-- BEGIN --

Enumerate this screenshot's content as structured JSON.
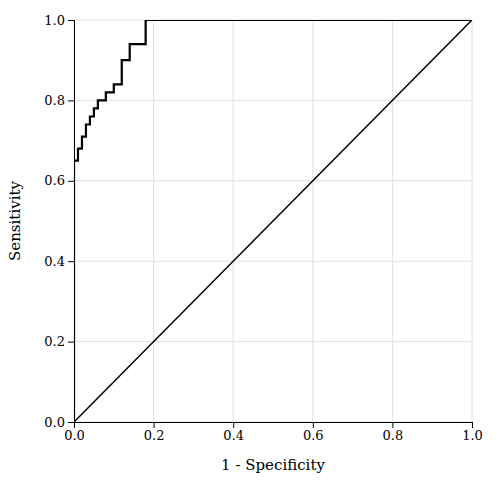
{
  "chart_data": {
    "type": "line",
    "xlabel": "1 - Specificity",
    "ylabel": "Sensitivity",
    "xlim": [
      0.0,
      1.0
    ],
    "ylim": [
      0.0,
      1.0
    ],
    "xticks": [
      {
        "value": 0.0,
        "label": "0.0"
      },
      0.2,
      0.4,
      0.6,
      0.8,
      {
        "value": 1.0,
        "label": "1.0"
      }
    ],
    "yticks": [
      {
        "value": 0.0,
        "label": "0.0"
      },
      0.2,
      0.4,
      0.6,
      0.8,
      {
        "value": 1.0,
        "label": "1.0"
      }
    ],
    "grid": true,
    "series": [
      {
        "color": "#000000",
        "x": [
          0,
          1
        ],
        "values": [
          0,
          1
        ]
      },
      {
        "color": "#000000",
        "x": [
          0.0,
          0.0,
          0.01,
          0.01,
          0.02,
          0.02,
          0.03,
          0.03,
          0.04,
          0.04,
          0.05,
          0.05,
          0.06,
          0.06,
          0.08,
          0.08,
          0.1,
          0.1,
          0.12,
          0.12,
          0.14,
          0.14,
          0.18,
          0.18,
          0.22,
          0.22,
          1.0
        ],
        "values": [
          0.0,
          0.65,
          0.65,
          0.68,
          0.68,
          0.71,
          0.71,
          0.74,
          0.74,
          0.76,
          0.76,
          0.78,
          0.78,
          0.8,
          0.8,
          0.82,
          0.82,
          0.84,
          0.84,
          0.9,
          0.9,
          0.94,
          0.94,
          1.0,
          1.0,
          1.0,
          1.0
        ]
      }
    ]
  }
}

-- END --

• **PROBLEM DESCRIPTION**:
Return the listing above in full and without alteration, excluding its pictures.

• **CORRECT ANSWER**:
Enumerate this screenshot's content as structured JSON.
{
  "chart_data": {
    "type": "line",
    "xlabel": "1 - Specificity",
    "ylabel": "Sensitivity",
    "xlim": [
      0.0,
      1.0
    ],
    "ylim": [
      0.0,
      1.0
    ],
    "xticks": [
      {
        "value": 0.0,
        "label": "0.0"
      },
      0.2,
      0.4,
      0.6,
      0.8,
      {
        "value": 1.0,
        "label": "1.0"
      }
    ],
    "yticks": [
      {
        "value": 0.0,
        "label": "0.0"
      },
      0.2,
      0.4,
      0.6,
      0.8,
      {
        "value": 1.0,
        "label": "1.0"
      }
    ],
    "grid": true,
    "series": [
      {
        "color": "#000000",
        "x": [
          0,
          1
        ],
        "values": [
          0,
          1
        ]
      },
      {
        "color": "#000000",
        "x": [
          0.0,
          0.0,
          0.01,
          0.01,
          0.02,
          0.02,
          0.03,
          0.03,
          0.04,
          0.04,
          0.05,
          0.05,
          0.06,
          0.06,
          0.08,
          0.08,
          0.1,
          0.1,
          0.12,
          0.12,
          0.14,
          0.14,
          0.18,
          0.18,
          0.22,
          0.22,
          1.0
        ],
        "values": [
          0.0,
          0.65,
          0.65,
          0.68,
          0.68,
          0.71,
          0.71,
          0.74,
          0.74,
          0.76,
          0.76,
          0.78,
          0.78,
          0.8,
          0.8,
          0.82,
          0.82,
          0.84,
          0.84,
          0.9,
          0.9,
          0.94,
          0.94,
          1.0,
          1.0,
          1.0,
          1.0
        ]
      }
    ]
  }
}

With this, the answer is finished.